| Stated task |
The listing below is to be output in its exact form.

++++ Data provided ++++

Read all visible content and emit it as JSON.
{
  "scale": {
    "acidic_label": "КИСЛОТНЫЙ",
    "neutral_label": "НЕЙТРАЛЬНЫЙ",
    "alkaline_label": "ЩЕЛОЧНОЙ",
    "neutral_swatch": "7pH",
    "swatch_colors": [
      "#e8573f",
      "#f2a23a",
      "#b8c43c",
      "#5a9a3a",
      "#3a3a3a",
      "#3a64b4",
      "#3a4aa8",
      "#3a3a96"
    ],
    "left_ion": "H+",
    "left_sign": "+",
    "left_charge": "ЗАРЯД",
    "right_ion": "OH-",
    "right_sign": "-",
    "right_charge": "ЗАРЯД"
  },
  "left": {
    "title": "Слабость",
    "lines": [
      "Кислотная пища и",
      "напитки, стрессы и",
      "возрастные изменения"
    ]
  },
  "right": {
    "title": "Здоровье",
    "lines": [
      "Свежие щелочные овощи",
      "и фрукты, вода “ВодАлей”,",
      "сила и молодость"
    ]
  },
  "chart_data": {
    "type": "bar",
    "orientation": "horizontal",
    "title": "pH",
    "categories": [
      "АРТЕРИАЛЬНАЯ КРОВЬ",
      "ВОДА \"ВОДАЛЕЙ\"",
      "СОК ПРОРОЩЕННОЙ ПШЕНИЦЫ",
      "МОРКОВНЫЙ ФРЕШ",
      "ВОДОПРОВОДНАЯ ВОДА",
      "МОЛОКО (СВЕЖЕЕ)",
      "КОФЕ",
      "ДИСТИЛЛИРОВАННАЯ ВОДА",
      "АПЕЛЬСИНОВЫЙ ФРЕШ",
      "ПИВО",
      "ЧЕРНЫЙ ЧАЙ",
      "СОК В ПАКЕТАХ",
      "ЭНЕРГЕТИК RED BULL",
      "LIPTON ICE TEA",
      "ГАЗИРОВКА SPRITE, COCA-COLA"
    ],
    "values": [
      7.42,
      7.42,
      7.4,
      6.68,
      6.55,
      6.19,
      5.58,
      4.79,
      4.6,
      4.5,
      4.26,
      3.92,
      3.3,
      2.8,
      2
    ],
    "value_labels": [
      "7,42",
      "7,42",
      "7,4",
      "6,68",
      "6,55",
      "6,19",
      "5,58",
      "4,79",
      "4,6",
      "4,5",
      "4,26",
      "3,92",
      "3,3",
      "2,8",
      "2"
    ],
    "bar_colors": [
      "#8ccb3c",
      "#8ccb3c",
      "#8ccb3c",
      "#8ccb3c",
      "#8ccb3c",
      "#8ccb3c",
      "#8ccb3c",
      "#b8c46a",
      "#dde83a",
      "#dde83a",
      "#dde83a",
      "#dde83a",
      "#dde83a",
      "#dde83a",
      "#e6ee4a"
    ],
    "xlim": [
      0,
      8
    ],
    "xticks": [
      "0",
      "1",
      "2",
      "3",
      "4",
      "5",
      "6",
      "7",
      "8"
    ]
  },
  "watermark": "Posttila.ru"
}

++++

| Solution for this problem |
Read all visible content and emit it as JSON.
{
  "scale": {
    "acidic_label": "КИСЛОТНЫЙ",
    "neutral_label": "НЕЙТРАЛЬНЫЙ",
    "alkaline_label": "ЩЕЛОЧНОЙ",
    "neutral_swatch": "7pH",
    "swatch_colors": [
      "#e8573f",
      "#f2a23a",
      "#b8c43c",
      "#5a9a3a",
      "#3a3a3a",
      "#3a64b4",
      "#3a4aa8",
      "#3a3a96"
    ],
    "left_ion": "H+",
    "left_sign": "+",
    "left_charge": "ЗАРЯД",
    "right_ion": "OH-",
    "right_sign": "-",
    "right_charge": "ЗАРЯД"
  },
  "left": {
    "title": "Слабость",
    "lines": [
      "Кислотная пища и",
      "напитки, стрессы и",
      "возрастные изменения"
    ]
  },
  "right": {
    "title": "Здоровье",
    "lines": [
      "Свежие щелочные овощи",
      "и фрукты, вода “ВодАлей”,",
      "сила и молодость"
    ]
  },
  "chart_data": {
    "type": "bar",
    "orientation": "horizontal",
    "title": "pH",
    "categories": [
      "АРТЕРИАЛЬНАЯ КРОВЬ",
      "ВОДА \"ВОДАЛЕЙ\"",
      "СОК ПРОРОЩЕННОЙ ПШЕНИЦЫ",
      "МОРКОВНЫЙ ФРЕШ",
      "ВОДОПРОВОДНАЯ ВОДА",
      "МОЛОКО (СВЕЖЕЕ)",
      "КОФЕ",
      "ДИСТИЛЛИРОВАННАЯ ВОДА",
      "АПЕЛЬСИНОВЫЙ ФРЕШ",
      "ПИВО",
      "ЧЕРНЫЙ ЧАЙ",
      "СОК В ПАКЕТАХ",
      "ЭНЕРГЕТИК RED BULL",
      "LIPTON ICE TEA",
      "ГАЗИРОВКА SPRITE, COCA-COLA"
    ],
    "values": [
      7.42,
      7.42,
      7.4,
      6.68,
      6.55,
      6.19,
      5.58,
      4.79,
      4.6,
      4.5,
      4.26,
      3.92,
      3.3,
      2.8,
      2
    ],
    "value_labels": [
      "7,42",
      "7,42",
      "7,4",
      "6,68",
      "6,55",
      "6,19",
      "5,58",
      "4,79",
      "4,6",
      "4,5",
      "4,26",
      "3,92",
      "3,3",
      "2,8",
      "2"
    ],
    "bar_colors": [
      "#8ccb3c",
      "#8ccb3c",
      "#8ccb3c",
      "#8ccb3c",
      "#8ccb3c",
      "#8ccb3c",
      "#8ccb3c",
      "#b8c46a",
      "#dde83a",
      "#dde83a",
      "#dde83a",
      "#dde83a",
      "#dde83a",
      "#dde83a",
      "#e6ee4a"
    ],
    "xlim": [
      0,
      8
    ],
    "xticks": [
      "0",
      "1",
      "2",
      "3",
      "4",
      "5",
      "6",
      "7",
      "8"
    ]
  },
  "watermark": "Posttila.ru"
}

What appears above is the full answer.